> [Information supplied]:
= = = =

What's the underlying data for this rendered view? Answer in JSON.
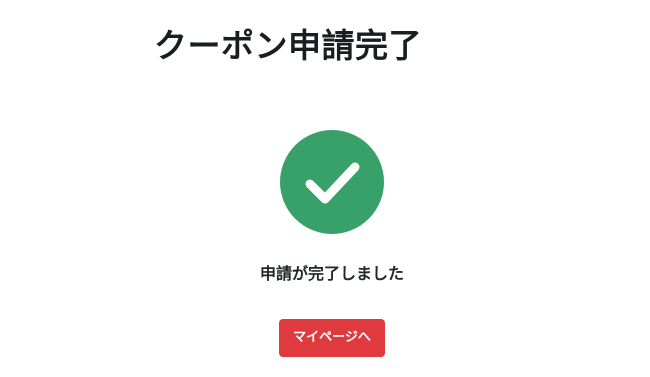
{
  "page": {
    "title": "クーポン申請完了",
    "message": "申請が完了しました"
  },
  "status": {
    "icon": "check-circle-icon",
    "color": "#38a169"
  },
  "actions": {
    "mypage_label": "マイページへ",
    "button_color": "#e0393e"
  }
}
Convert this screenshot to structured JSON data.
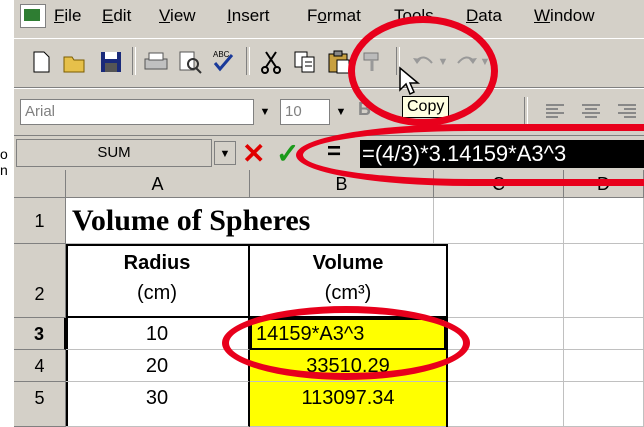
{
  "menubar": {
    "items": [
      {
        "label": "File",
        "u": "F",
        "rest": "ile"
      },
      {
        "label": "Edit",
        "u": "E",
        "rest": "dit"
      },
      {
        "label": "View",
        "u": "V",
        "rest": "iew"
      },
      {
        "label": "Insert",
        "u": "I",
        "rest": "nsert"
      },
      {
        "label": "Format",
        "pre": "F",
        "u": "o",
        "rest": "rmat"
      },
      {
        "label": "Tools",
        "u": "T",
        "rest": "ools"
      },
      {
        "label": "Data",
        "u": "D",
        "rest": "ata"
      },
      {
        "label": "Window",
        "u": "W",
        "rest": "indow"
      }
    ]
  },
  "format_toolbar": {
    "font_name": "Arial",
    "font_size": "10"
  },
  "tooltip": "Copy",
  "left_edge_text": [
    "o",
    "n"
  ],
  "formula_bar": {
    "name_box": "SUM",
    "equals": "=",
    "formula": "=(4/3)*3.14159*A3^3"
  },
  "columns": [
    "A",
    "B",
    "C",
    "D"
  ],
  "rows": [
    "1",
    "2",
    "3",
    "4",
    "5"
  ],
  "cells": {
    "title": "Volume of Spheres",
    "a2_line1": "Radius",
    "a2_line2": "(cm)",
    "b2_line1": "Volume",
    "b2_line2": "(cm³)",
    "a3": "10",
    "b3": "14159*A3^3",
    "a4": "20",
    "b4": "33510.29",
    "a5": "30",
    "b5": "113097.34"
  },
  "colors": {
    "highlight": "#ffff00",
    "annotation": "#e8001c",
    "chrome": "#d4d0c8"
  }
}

= = = =

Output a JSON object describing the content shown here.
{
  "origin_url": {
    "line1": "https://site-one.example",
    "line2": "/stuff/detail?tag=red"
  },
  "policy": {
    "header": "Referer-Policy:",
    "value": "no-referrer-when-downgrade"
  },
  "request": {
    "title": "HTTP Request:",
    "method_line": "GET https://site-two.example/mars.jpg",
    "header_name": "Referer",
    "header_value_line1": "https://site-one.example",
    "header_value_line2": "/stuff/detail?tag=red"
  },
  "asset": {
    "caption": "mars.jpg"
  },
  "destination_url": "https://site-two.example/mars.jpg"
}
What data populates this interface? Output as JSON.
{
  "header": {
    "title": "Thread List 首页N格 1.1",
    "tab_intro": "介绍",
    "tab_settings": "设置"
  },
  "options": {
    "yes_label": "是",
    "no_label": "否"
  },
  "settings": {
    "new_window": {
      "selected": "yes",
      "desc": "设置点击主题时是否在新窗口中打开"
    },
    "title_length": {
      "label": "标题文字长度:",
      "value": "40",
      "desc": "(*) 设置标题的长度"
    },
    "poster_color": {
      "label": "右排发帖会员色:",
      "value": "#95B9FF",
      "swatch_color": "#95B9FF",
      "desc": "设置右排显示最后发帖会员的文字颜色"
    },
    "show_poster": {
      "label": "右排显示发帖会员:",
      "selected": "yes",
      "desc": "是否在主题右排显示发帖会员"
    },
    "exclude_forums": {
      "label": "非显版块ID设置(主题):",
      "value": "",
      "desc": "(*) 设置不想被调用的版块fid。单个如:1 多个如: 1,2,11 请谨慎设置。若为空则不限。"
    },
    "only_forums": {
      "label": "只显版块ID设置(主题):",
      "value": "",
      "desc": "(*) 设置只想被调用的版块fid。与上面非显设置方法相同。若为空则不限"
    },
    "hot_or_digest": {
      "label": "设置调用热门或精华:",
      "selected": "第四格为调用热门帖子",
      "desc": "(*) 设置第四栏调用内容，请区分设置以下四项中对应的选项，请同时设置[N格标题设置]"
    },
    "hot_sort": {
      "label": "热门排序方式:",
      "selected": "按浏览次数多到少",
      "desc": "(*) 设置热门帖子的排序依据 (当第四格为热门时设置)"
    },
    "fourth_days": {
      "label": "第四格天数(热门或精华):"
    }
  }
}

= = = =

> [Given problem]: Search the records for the word "JSON" and copy every line where it occurs.

> [Answer]:
What's the underlying data for this rendered view? Answer in JSON.
Convert this screenshot to structured JSON data.
Output a JSON object describing the content shown here.
What data populates this interface? Output as JSON.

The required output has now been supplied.